**WHAT THIS TASK INVOLVES:** Count the lines in the listing below that contain the string "Trevor". Give only the number.

**EXERCISE MATERIAL:**
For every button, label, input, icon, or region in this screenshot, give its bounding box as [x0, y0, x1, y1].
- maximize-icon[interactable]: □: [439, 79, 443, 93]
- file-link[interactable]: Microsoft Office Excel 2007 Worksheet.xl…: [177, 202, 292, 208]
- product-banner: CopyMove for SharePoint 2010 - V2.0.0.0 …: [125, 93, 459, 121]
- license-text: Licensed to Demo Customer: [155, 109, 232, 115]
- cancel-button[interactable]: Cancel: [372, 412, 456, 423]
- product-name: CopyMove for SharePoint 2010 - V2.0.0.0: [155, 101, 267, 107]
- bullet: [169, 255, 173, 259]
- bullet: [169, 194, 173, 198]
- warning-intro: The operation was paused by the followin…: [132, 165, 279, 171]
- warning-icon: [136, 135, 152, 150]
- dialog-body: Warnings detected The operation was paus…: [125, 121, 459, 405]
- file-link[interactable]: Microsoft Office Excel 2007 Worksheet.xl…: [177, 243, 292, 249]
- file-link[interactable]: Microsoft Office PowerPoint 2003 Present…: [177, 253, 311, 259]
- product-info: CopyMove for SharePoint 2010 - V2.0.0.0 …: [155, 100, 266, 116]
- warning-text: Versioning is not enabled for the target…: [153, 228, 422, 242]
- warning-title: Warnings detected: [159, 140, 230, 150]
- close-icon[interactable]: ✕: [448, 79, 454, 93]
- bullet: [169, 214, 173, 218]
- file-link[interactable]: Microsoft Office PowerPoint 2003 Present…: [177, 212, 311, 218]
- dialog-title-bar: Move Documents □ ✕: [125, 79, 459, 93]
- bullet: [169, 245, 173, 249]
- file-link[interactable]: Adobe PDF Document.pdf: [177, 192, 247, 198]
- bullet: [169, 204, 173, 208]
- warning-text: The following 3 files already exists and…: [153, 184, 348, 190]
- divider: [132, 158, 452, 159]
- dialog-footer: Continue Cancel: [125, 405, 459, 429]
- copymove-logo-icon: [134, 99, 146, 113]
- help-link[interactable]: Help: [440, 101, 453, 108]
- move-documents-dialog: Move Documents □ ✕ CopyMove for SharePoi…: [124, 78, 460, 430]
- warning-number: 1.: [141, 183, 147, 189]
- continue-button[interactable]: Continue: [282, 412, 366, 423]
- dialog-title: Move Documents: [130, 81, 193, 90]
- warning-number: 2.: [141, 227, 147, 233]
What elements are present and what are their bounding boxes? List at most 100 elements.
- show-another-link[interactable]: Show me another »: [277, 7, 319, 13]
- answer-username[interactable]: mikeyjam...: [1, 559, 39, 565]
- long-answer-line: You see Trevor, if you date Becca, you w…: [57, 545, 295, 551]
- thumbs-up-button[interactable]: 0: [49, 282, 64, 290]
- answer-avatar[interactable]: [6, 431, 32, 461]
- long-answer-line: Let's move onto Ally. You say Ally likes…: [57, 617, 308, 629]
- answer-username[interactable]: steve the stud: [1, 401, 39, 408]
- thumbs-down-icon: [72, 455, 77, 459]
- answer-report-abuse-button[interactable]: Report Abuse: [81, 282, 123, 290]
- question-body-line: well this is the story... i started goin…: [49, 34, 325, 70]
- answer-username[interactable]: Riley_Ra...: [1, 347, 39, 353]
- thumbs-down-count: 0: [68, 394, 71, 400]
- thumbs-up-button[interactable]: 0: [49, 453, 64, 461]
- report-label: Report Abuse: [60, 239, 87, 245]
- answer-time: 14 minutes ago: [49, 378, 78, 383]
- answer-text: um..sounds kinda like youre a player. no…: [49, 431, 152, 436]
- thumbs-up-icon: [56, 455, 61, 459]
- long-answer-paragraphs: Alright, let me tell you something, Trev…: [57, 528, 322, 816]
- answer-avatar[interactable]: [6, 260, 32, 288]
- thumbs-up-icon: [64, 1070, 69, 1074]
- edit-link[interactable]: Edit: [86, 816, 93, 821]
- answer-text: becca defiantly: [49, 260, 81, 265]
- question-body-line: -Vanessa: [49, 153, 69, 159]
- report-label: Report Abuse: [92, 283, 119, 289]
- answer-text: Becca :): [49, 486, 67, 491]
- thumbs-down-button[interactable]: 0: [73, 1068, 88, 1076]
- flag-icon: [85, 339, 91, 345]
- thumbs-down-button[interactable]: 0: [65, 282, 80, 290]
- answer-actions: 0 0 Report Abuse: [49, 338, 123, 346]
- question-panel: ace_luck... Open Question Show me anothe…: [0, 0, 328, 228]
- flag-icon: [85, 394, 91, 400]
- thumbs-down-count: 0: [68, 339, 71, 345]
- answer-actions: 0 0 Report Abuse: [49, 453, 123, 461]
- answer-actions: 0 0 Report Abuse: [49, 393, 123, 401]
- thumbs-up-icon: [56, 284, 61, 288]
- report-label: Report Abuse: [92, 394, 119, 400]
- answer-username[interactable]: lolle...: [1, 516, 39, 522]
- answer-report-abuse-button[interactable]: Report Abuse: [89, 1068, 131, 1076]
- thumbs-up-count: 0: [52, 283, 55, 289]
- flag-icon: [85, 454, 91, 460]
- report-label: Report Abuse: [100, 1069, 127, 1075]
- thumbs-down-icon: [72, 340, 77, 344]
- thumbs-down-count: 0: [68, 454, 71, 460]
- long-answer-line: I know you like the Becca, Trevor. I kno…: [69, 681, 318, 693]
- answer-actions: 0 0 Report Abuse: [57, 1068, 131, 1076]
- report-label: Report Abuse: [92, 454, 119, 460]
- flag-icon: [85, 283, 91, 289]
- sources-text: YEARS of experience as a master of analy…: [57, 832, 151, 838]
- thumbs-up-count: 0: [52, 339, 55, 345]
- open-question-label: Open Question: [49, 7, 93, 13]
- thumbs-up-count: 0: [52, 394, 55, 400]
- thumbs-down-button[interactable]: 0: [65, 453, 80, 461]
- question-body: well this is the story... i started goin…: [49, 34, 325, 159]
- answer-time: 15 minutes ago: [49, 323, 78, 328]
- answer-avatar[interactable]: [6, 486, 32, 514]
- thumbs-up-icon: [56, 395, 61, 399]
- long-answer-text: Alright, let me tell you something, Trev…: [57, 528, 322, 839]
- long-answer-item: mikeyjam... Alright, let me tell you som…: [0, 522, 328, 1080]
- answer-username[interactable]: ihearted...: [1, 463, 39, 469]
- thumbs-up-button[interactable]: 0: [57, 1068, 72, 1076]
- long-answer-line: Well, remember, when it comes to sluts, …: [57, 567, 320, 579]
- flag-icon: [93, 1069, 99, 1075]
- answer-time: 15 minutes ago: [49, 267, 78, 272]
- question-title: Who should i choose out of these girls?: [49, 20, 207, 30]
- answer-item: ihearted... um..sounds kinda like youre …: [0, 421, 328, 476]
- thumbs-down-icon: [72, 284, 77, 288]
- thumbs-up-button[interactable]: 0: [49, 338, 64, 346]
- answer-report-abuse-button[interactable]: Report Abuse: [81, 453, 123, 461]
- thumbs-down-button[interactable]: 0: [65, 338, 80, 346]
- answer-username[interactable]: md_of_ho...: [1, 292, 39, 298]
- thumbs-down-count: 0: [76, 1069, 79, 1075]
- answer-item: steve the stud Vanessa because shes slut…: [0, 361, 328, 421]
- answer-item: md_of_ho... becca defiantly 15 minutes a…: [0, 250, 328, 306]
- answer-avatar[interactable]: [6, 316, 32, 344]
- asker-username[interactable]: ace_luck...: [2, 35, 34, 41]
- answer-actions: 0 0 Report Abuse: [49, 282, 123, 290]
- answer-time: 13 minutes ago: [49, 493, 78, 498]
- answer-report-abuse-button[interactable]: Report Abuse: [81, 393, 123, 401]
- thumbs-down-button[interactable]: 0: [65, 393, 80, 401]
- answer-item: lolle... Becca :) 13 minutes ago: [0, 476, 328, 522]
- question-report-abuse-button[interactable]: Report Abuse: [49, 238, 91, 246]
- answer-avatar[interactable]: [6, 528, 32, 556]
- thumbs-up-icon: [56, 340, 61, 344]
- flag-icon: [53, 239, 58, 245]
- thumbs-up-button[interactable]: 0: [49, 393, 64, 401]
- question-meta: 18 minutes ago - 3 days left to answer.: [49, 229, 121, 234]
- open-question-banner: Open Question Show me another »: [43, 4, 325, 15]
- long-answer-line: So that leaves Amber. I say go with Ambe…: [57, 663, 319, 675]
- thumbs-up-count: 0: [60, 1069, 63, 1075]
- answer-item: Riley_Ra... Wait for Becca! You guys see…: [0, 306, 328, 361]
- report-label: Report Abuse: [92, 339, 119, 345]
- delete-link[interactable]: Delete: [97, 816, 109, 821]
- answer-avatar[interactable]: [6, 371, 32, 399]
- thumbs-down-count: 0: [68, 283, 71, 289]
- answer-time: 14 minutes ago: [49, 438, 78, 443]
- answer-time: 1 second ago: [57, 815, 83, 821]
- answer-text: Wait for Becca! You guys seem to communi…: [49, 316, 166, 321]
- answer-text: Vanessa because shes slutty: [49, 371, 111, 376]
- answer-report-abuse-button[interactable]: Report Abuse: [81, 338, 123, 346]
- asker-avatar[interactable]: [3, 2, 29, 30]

**TASK RESPONSE:** 2